[Figure record listings]

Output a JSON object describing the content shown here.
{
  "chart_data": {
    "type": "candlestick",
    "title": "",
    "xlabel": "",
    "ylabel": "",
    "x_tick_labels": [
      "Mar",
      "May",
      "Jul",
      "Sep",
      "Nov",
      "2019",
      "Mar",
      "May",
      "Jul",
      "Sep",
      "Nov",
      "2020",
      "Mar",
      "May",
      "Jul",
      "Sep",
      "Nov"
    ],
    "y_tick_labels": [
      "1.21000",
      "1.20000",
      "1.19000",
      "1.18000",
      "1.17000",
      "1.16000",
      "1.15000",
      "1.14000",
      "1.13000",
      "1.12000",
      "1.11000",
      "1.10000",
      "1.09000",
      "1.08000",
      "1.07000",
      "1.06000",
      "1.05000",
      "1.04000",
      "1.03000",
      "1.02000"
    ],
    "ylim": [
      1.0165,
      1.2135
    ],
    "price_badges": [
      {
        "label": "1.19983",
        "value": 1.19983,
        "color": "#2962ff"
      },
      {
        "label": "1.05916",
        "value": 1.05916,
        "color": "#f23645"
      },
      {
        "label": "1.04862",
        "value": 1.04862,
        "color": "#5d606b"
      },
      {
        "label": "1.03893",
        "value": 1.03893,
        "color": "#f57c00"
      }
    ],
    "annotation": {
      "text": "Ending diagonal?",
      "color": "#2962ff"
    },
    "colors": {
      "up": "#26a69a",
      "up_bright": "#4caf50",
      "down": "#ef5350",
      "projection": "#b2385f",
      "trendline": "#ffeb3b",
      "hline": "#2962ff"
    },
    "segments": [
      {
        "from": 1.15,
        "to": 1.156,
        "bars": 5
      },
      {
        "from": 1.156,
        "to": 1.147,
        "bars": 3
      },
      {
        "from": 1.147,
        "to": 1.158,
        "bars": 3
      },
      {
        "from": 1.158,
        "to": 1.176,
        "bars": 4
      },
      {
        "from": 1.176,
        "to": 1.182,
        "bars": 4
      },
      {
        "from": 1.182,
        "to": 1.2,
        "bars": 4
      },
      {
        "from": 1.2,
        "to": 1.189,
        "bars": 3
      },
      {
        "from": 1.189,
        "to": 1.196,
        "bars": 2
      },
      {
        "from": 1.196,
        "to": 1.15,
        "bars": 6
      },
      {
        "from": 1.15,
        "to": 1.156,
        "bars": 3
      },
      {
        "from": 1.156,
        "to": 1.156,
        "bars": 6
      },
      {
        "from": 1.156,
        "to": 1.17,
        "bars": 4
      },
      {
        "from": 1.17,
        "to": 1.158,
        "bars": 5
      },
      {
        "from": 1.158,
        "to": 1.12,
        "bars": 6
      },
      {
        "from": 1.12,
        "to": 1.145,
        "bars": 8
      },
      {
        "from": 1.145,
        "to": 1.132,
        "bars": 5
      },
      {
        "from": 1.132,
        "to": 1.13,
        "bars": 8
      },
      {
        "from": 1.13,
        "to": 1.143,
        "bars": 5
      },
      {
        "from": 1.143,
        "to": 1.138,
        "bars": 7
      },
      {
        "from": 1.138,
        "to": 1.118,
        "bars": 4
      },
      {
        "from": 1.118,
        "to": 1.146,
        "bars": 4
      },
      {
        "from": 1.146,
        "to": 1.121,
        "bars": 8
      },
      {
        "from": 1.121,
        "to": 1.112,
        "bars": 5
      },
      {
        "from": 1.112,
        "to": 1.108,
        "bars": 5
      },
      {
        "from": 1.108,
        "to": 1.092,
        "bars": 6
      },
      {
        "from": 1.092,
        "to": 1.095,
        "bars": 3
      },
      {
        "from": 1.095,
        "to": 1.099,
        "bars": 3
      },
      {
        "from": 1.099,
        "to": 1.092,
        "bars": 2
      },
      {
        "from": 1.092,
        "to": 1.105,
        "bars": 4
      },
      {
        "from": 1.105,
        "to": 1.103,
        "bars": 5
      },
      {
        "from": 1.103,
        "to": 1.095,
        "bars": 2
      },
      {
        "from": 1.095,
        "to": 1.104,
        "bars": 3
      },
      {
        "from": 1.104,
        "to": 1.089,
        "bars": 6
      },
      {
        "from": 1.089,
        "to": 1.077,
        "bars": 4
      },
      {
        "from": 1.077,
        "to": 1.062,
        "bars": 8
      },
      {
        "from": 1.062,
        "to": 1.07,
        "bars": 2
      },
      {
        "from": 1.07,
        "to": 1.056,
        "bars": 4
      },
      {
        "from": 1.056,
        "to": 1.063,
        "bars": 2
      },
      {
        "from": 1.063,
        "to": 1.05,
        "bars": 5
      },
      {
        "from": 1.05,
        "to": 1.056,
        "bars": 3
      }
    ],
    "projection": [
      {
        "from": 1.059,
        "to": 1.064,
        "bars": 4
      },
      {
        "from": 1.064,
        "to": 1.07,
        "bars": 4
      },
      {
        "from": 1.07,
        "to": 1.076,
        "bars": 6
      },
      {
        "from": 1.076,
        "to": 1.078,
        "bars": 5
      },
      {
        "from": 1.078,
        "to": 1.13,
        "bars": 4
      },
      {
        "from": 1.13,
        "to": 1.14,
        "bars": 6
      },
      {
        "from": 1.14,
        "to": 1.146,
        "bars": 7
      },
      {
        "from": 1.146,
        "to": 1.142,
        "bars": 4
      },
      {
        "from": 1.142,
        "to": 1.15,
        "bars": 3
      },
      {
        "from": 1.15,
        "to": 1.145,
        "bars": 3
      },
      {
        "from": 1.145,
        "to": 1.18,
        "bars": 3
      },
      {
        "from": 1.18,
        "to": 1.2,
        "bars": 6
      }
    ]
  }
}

### REQUIREMENTS:
Repeat each record in full; every line must match exactly.

### ANSWER:
Output a JSON object describing the content shown here.
{
  "chart_data": {
    "type": "candlestick",
    "title": "",
    "xlabel": "",
    "ylabel": "",
    "x_tick_labels": [
      "Mar",
      "May",
      "Jul",
      "Sep",
      "Nov",
      "2019",
      "Mar",
      "May",
      "Jul",
      "Sep",
      "Nov",
      "2020",
      "Mar",
      "May",
      "Jul",
      "Sep",
      "Nov"
    ],
    "y_tick_labels": [
      "1.21000",
      "1.20000",
      "1.19000",
      "1.18000",
      "1.17000",
      "1.16000",
      "1.15000",
      "1.14000",
      "1.13000",
      "1.12000",
      "1.11000",
      "1.10000",
      "1.09000",
      "1.08000",
      "1.07000",
      "1.06000",
      "1.05000",
      "1.04000",
      "1.03000",
      "1.02000"
    ],
    "ylim": [
      1.0165,
      1.2135
    ],
    "price_badges": [
      {
        "label": "1.19983",
        "value": 1.19983,
        "color": "#2962ff"
      },
      {
        "label": "1.05916",
        "value": 1.05916,
        "color": "#f23645"
      },
      {
        "label": "1.04862",
        "value": 1.04862,
        "color": "#5d606b"
      },
      {
        "label": "1.03893",
        "value": 1.03893,
        "color": "#f57c00"
      }
    ],
    "annotation": {
      "text": "Ending diagonal?",
      "color": "#2962ff"
    },
    "colors": {
      "up": "#26a69a",
      "up_bright": "#4caf50",
      "down": "#ef5350",
      "projection": "#b2385f",
      "trendline": "#ffeb3b",
      "hline": "#2962ff"
    },
    "segments": [
      {
        "from": 1.15,
        "to": 1.156,
        "bars": 5
      },
      {
        "from": 1.156,
        "to": 1.147,
        "bars": 3
      },
      {
        "from": 1.147,
        "to": 1.158,
        "bars": 3
      },
      {
        "from": 1.158,
        "to": 1.176,
        "bars": 4
      },
      {
        "from": 1.176,
        "to": 1.182,
        "bars": 4
      },
      {
        "from": 1.182,
        "to": 1.2,
        "bars": 4
      },
      {
        "from": 1.2,
        "to": 1.189,
        "bars": 3
      },
      {
        "from": 1.189,
        "to": 1.196,
        "bars": 2
      },
      {
        "from": 1.196,
        "to": 1.15,
        "bars": 6
      },
      {
        "from": 1.15,
        "to": 1.156,
        "bars": 3
      },
      {
        "from": 1.156,
        "to": 1.156,
        "bars": 6
      },
      {
        "from": 1.156,
        "to": 1.17,
        "bars": 4
      },
      {
        "from": 1.17,
        "to": 1.158,
        "bars": 5
      },
      {
        "from": 1.158,
        "to": 1.12,
        "bars": 6
      },
      {
        "from": 1.12,
        "to": 1.145,
        "bars": 8
      },
      {
        "from": 1.145,
        "to": 1.132,
        "bars": 5
      },
      {
        "from": 1.132,
        "to": 1.13,
        "bars": 8
      },
      {
        "from": 1.13,
        "to": 1.143,
        "bars": 5
      },
      {
        "from": 1.143,
        "to": 1.138,
        "bars": 7
      },
      {
        "from": 1.138,
        "to": 1.118,
        "bars": 4
      },
      {
        "from": 1.118,
        "to": 1.146,
        "bars": 4
      },
      {
        "from": 1.146,
        "to": 1.121,
        "bars": 8
      },
      {
        "from": 1.121,
        "to": 1.112,
        "bars": 5
      },
      {
        "from": 1.112,
        "to": 1.108,
        "bars": 5
      },
      {
        "from": 1.108,
        "to": 1.092,
        "bars": 6
      },
      {
        "from": 1.092,
        "to": 1.095,
        "bars": 3
      },
      {
        "from": 1.095,
        "to": 1.099,
        "bars": 3
      },
      {
        "from": 1.099,
        "to": 1.092,
        "bars": 2
      },
      {
        "from": 1.092,
        "to": 1.105,
        "bars": 4
      },
      {
        "from": 1.105,
        "to": 1.103,
        "bars": 5
      },
      {
        "from": 1.103,
        "to": 1.095,
        "bars": 2
      },
      {
        "from": 1.095,
        "to": 1.104,
        "bars": 3
      },
      {
        "from": 1.104,
        "to": 1.089,
        "bars": 6
      },
      {
        "from": 1.089,
        "to": 1.077,
        "bars": 4
      },
      {
        "from": 1.077,
        "to": 1.062,
        "bars": 8
      },
      {
        "from": 1.062,
        "to": 1.07,
        "bars": 2
      },
      {
        "from": 1.07,
        "to": 1.056,
        "bars": 4
      },
      {
        "from": 1.056,
        "to": 1.063,
        "bars": 2
      },
      {
        "from": 1.063,
        "to": 1.05,
        "bars": 5
      },
      {
        "from": 1.05,
        "to": 1.056,
        "bars": 3
      }
    ],
    "projection": [
      {
        "from": 1.059,
        "to": 1.064,
        "bars": 4
      },
      {
        "from": 1.064,
        "to": 1.07,
        "bars": 4
      },
      {
        "from": 1.07,
        "to": 1.076,
        "bars": 6
      },
      {
        "from": 1.076,
        "to": 1.078,
        "bars": 5
      },
      {
        "from": 1.078,
        "to": 1.13,
        "bars": 4
      },
      {
        "from": 1.13,
        "to": 1.14,
        "bars": 6
      },
      {
        "from": 1.14,
        "to": 1.146,
        "bars": 7
      },
      {
        "from": 1.146,
        "to": 1.142,
        "bars": 4
      },
      {
        "from": 1.142,
        "to": 1.15,
        "bars": 3
      },
      {
        "from": 1.15,
        "to": 1.145,
        "bars": 3
      },
      {
        "from": 1.145,
        "to": 1.18,
        "bars": 3
      },
      {
        "from": 1.18,
        "to": 1.2,
        "bars": 6
      }
    ]
  }
}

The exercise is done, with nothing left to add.